→ INSTRUCTIONS TO FOLLOW:
Quote the stretch of the listing from the line containing "contour-region bbox=[220, 191, 277, 250]" through the line containing "contour-region bbox=[207, 202, 221, 239]", both included, and nothing else.

→ DATA SUPPLIED:
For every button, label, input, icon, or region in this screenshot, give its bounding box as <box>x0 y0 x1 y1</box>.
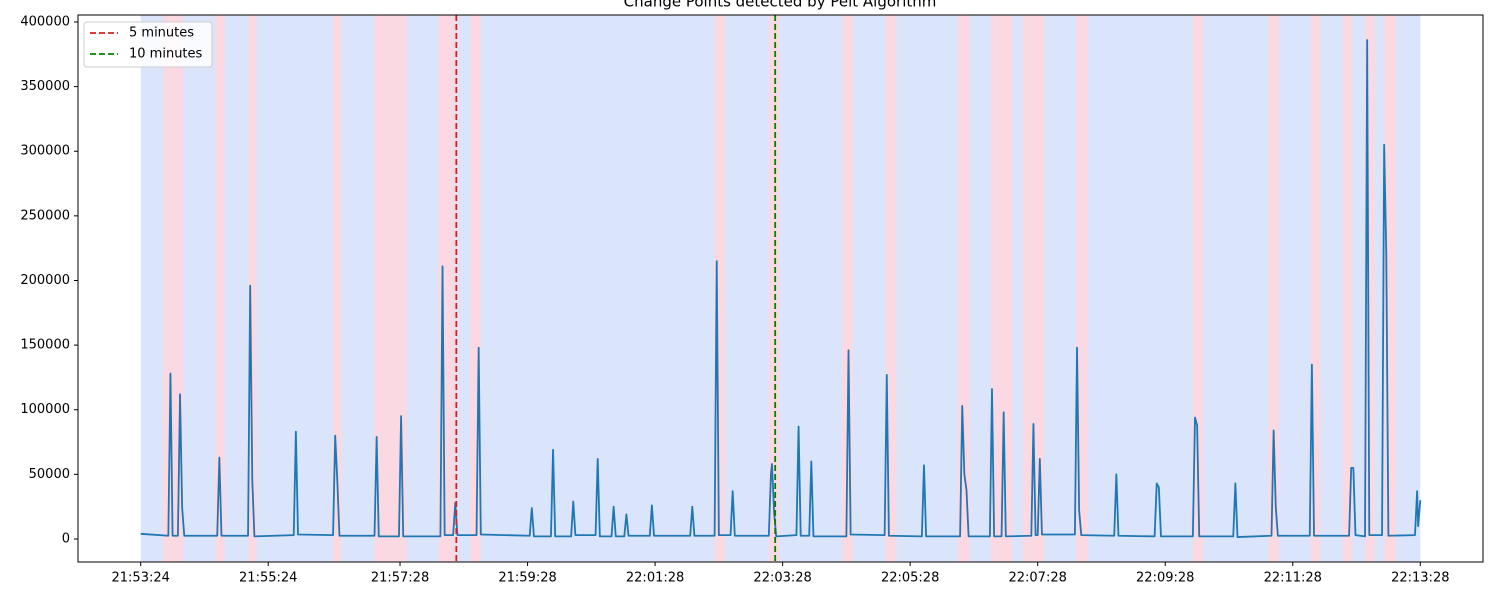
y-tick-label: 50000 <box>29 467 70 482</box>
change-span <box>1365 15 1375 562</box>
x-tick-label: 21:53:24 <box>112 571 170 586</box>
y-tick-label: 350000 <box>20 79 70 94</box>
change-span <box>1342 15 1353 562</box>
data-span <box>140 15 1421 562</box>
x-tick-label: 22:09:28 <box>1136 571 1194 586</box>
change-span <box>374 15 407 562</box>
legend-label: 10 minutes <box>129 47 203 62</box>
change-span <box>1192 15 1204 562</box>
change-span <box>1310 15 1321 562</box>
x-tick-label: 21:59:28 <box>498 571 556 586</box>
legend-box <box>83 21 213 68</box>
x-tick-label: 22:13:28 <box>1391 571 1449 586</box>
change-span <box>885 15 897 562</box>
y-tick-label: 250000 <box>20 208 70 223</box>
change-span <box>163 15 184 562</box>
change-span <box>248 15 257 562</box>
y-tick-label: 0 <box>62 531 70 546</box>
change-span <box>714 15 726 562</box>
x-tick-label: 22:05:28 <box>881 571 939 586</box>
data-line <box>140 39 1422 538</box>
x-tick-label: 21:57:28 <box>371 571 429 586</box>
y-tick-label: 150000 <box>20 338 70 353</box>
change-span <box>438 15 457 562</box>
plot-frame <box>77 14 1484 563</box>
x-tick-label: 22:11:28 <box>1264 571 1322 586</box>
y-tick-label: 200000 <box>20 273 70 288</box>
change-span <box>768 15 780 562</box>
x-tick-label: 22:01:28 <box>626 571 684 586</box>
change-span <box>1022 15 1045 562</box>
change-span <box>1075 15 1088 562</box>
change-span <box>333 15 342 562</box>
y-tick-label: 400000 <box>20 14 70 29</box>
change-span <box>1384 15 1396 562</box>
x-tick-label: 22:03:28 <box>753 571 811 586</box>
chart-title: Change Points detected by Pelt Algorithm <box>624 0 937 11</box>
y-tick-label: 300000 <box>20 144 70 159</box>
change-span <box>215 15 225 562</box>
x-tick-label: 21:55:24 <box>239 571 297 586</box>
legend-label: 5 minutes <box>129 26 194 41</box>
change-span <box>957 15 970 562</box>
x-tick-label: 22:07:28 <box>1008 571 1066 586</box>
change-span <box>842 15 853 562</box>
legend: 5 minutes 10 minutes <box>83 21 213 68</box>
change-span <box>1268 15 1279 562</box>
change-span <box>470 15 481 562</box>
y-tick-label: 100000 <box>20 402 70 417</box>
change-span <box>990 15 1013 562</box>
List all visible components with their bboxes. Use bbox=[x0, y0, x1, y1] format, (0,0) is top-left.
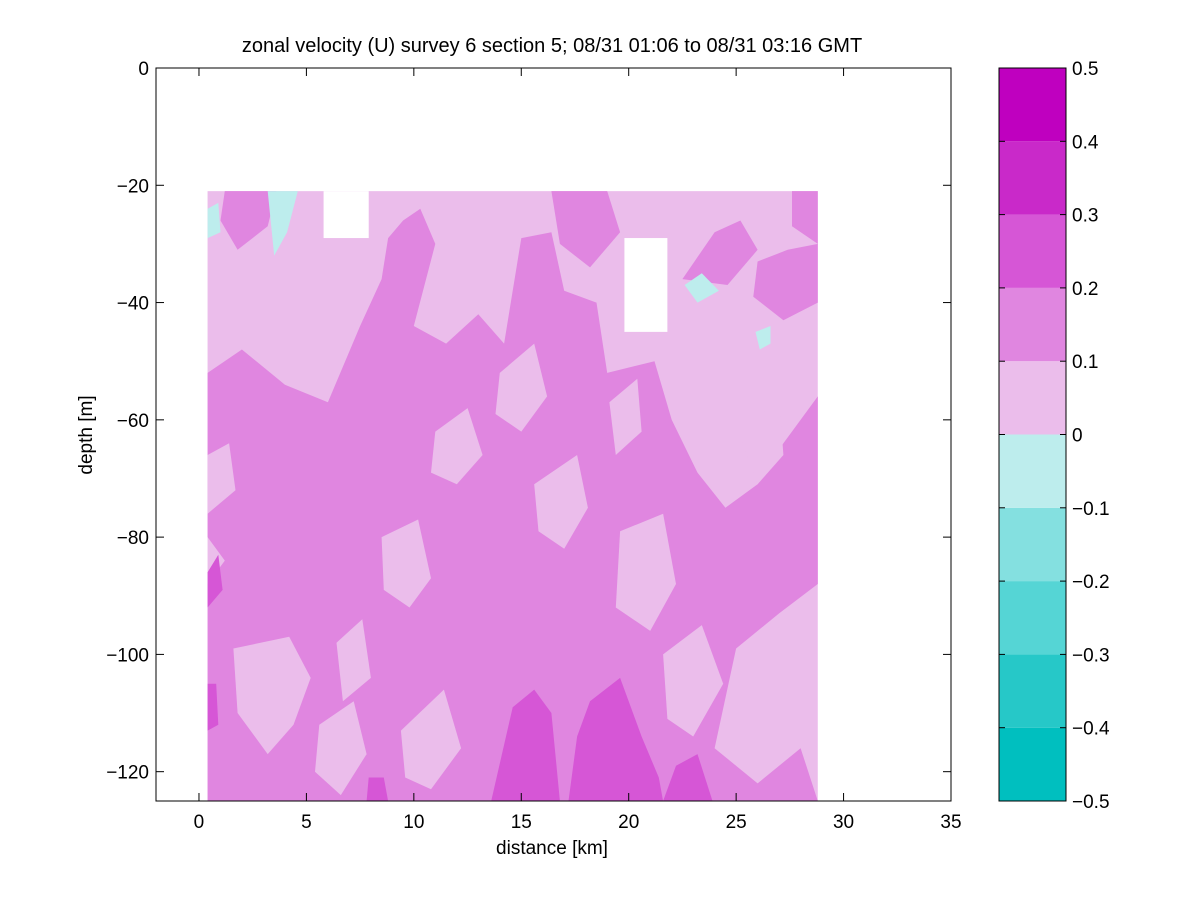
contour-region bbox=[220, 191, 277, 250]
contour-region bbox=[267, 191, 298, 256]
x-tick-label: 0 bbox=[194, 812, 205, 833]
contour-region bbox=[551, 191, 621, 268]
x-tick-label: 30 bbox=[833, 812, 854, 833]
colorbar-band bbox=[999, 507, 1066, 582]
y-tick-label: −40 bbox=[117, 294, 149, 315]
contour-region bbox=[207, 202, 221, 239]
colorbar-tick-label: 0 bbox=[1072, 426, 1083, 447]
colorbar: 0.5 0.4 0.3 0.2 0.1 0 −0.1 −0.2 −0.3 −0.4 −0.5 bbox=[998, 59, 1110, 813]
contour-region bbox=[755, 326, 771, 350]
colorbar-band bbox=[999, 214, 1066, 288]
masked-no-data-region bbox=[624, 238, 668, 332]
contour-region bbox=[740, 396, 784, 485]
colorbar-band bbox=[999, 141, 1066, 215]
contour-region bbox=[495, 343, 548, 432]
x-tick-label: 25 bbox=[726, 812, 747, 833]
plot-frame bbox=[155, 67, 952, 802]
colorbar-tick-label: −0.1 bbox=[1072, 499, 1110, 520]
contour-region bbox=[400, 689, 462, 790]
colorbar-band bbox=[999, 68, 1066, 142]
contour-region bbox=[753, 243, 818, 321]
x-tick-label: 5 bbox=[301, 812, 312, 833]
x-tick-label: 10 bbox=[403, 812, 424, 833]
colorbar-tick-label: 0.4 bbox=[1072, 132, 1099, 153]
y-tick-label: 0 bbox=[138, 59, 149, 80]
x-axis-label: distance [km] bbox=[496, 838, 608, 859]
colorbar-band bbox=[999, 361, 1066, 435]
contour-region bbox=[207, 683, 219, 731]
colorbar-tick-label: −0.2 bbox=[1072, 572, 1110, 593]
colorbar-tick-label: −0.5 bbox=[1072, 792, 1110, 813]
contour-region bbox=[792, 191, 818, 244]
contour-region bbox=[366, 777, 389, 801]
colorbar-tick-label: 0.5 bbox=[1072, 59, 1098, 80]
plot-area: 0 5 10 15 20 25 30 35 0 −20 −40 −60 −80 −100 −120 bbox=[106, 59, 961, 833]
contour-region bbox=[207, 443, 236, 514]
contour-region bbox=[534, 455, 588, 549]
contour-region bbox=[431, 408, 483, 485]
contour-region bbox=[615, 513, 676, 631]
y-axis-label: depth [m] bbox=[76, 395, 97, 474]
colorbar-band bbox=[999, 727, 1066, 801]
contour-field bbox=[207, 191, 818, 802]
y-tick-label: −60 bbox=[117, 411, 149, 432]
contour-region bbox=[336, 619, 371, 702]
y-tick-label: −20 bbox=[117, 176, 149, 197]
masked-no-data-region bbox=[323, 191, 369, 239]
y-tick-label: −120 bbox=[106, 763, 149, 784]
colorbar-tick-label: −0.4 bbox=[1072, 719, 1110, 740]
colorbar-band bbox=[999, 581, 1066, 655]
contour-region bbox=[568, 677, 664, 801]
x-tick-label: 20 bbox=[618, 812, 639, 833]
contour-region bbox=[663, 625, 724, 737]
contour-region bbox=[609, 378, 642, 455]
colorbar-tick-label: 0.2 bbox=[1072, 279, 1098, 300]
chart-title: zonal velocity (U) survey 6 section 5; 0… bbox=[242, 35, 862, 57]
contour-region bbox=[682, 220, 758, 285]
contour-region bbox=[663, 754, 713, 801]
colorbar-band bbox=[999, 287, 1066, 362]
contour-region bbox=[684, 273, 719, 303]
colorbar-band bbox=[999, 654, 1066, 728]
contour-region bbox=[315, 701, 367, 796]
y-tick-label: −100 bbox=[106, 645, 149, 666]
colorbar-tick-label: −0.3 bbox=[1072, 645, 1110, 666]
contour-region bbox=[207, 554, 223, 608]
colorbar-bands bbox=[999, 68, 1066, 801]
contour-region bbox=[233, 636, 311, 755]
colorbar-tick-label: 0.1 bbox=[1072, 352, 1098, 373]
colorbar-ticks: 0.5 0.4 0.3 0.2 0.1 0 −0.1 −0.2 −0.3 −0.4 −0.5 bbox=[999, 59, 1110, 813]
x-tick-label: 15 bbox=[511, 812, 532, 833]
x-tick-label: 35 bbox=[940, 812, 961, 833]
colorbar-band bbox=[999, 434, 1066, 508]
x-axis-ticks: 0 5 10 15 20 25 30 35 bbox=[194, 68, 962, 833]
contour-region bbox=[491, 689, 560, 801]
contour-region bbox=[381, 519, 431, 608]
y-axis-ticks: 0 −20 −40 −60 −80 −100 −120 bbox=[106, 59, 951, 784]
y-tick-label: −80 bbox=[117, 528, 149, 549]
colorbar-tick-label: 0.3 bbox=[1072, 206, 1098, 227]
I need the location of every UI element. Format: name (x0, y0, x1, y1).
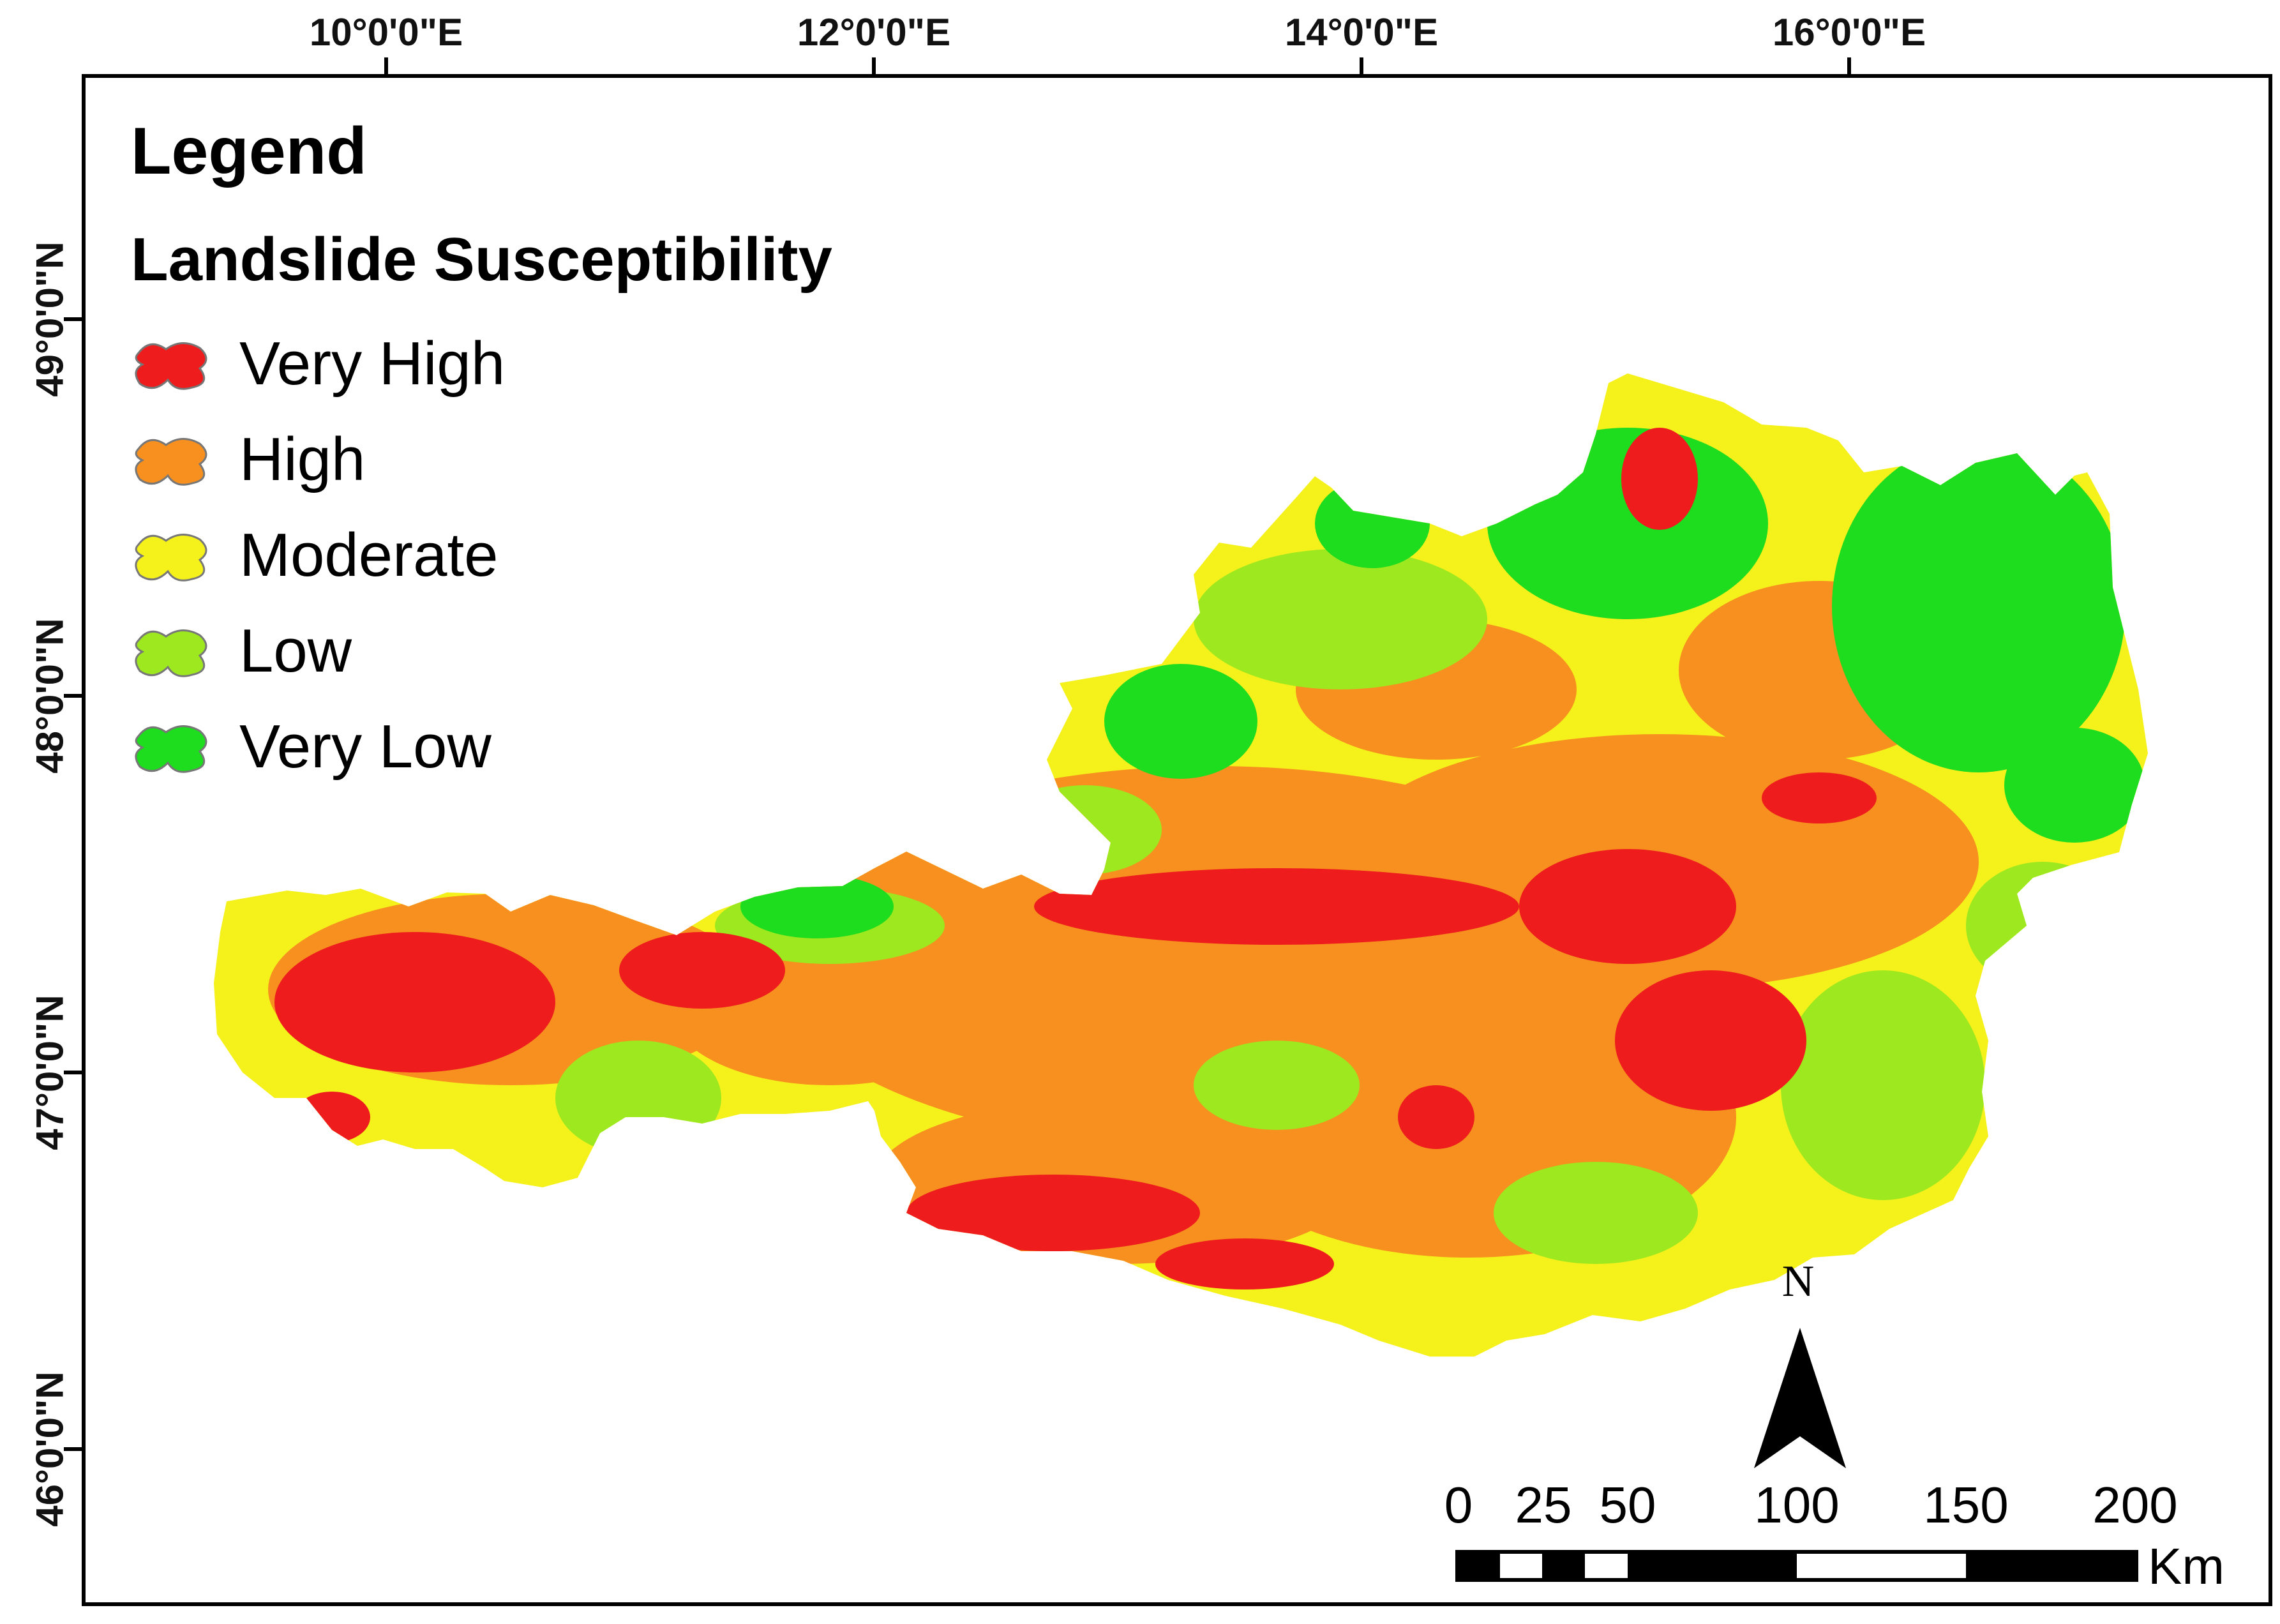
legend-label: High (239, 425, 366, 493)
legend-item-very-high: Very High (131, 326, 505, 402)
north-label: N (1781, 1257, 1815, 1306)
scale-label: 100 (1754, 1477, 1840, 1533)
legend-item-very-low: Very Low (131, 709, 491, 785)
scale-unit: Km (2148, 1538, 2224, 1595)
legend-item-moderate: Moderate (131, 517, 499, 594)
longitude-label: 12°0'0"E (797, 11, 951, 54)
lon-tick (384, 57, 388, 75)
moderate-swatch (135, 534, 207, 582)
low-swatch (135, 629, 207, 677)
legend-subtitle: Landslide Susceptibility (131, 225, 832, 294)
legend-label: Moderate (239, 521, 499, 589)
scale-label: 200 (2092, 1477, 2178, 1533)
lat-tick (64, 694, 82, 698)
longitude-label: 14°0'0"E (1284, 11, 1439, 54)
legend-label: Very Low (239, 712, 491, 781)
lon-tick (1360, 57, 1363, 75)
scale-label: 150 (1923, 1477, 2009, 1533)
longitude-label: 10°0'0"E (309, 11, 463, 54)
scale-label: 50 (1599, 1477, 1656, 1533)
legend-item-low: Low (131, 613, 352, 689)
high-swatch (135, 438, 207, 486)
scale-label: 0 (1444, 1477, 1473, 1533)
north-arrow-icon (1754, 1328, 1846, 1468)
lon-tick (1847, 57, 1851, 75)
lat-tick (64, 317, 82, 321)
scale-bar (1455, 1550, 2138, 1582)
legend-title: Legend (131, 114, 367, 188)
lon-tick (872, 57, 876, 75)
lat-tick (64, 1447, 82, 1451)
legend-item-high: High (131, 421, 365, 498)
very-low-swatch (135, 725, 207, 773)
longitude-label: 16°0'0"E (1772, 11, 1926, 54)
scale-label: 25 (1515, 1477, 1572, 1533)
legend-label: Very High (239, 329, 506, 398)
legend-label: Low (239, 617, 352, 685)
lat-tick (64, 1071, 82, 1074)
very-high-swatch (135, 342, 207, 390)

→ CORRECT ANSWER:
contour-region bbox=[220, 191, 277, 250]
contour-region bbox=[267, 191, 298, 256]
x-tick-label: 0 bbox=[194, 812, 205, 833]
contour-region bbox=[551, 191, 621, 268]
x-tick-label: 30 bbox=[833, 812, 854, 833]
colorbar-band bbox=[999, 507, 1066, 582]
y-tick-label: −40 bbox=[117, 294, 149, 315]
contour-region bbox=[207, 202, 221, 239]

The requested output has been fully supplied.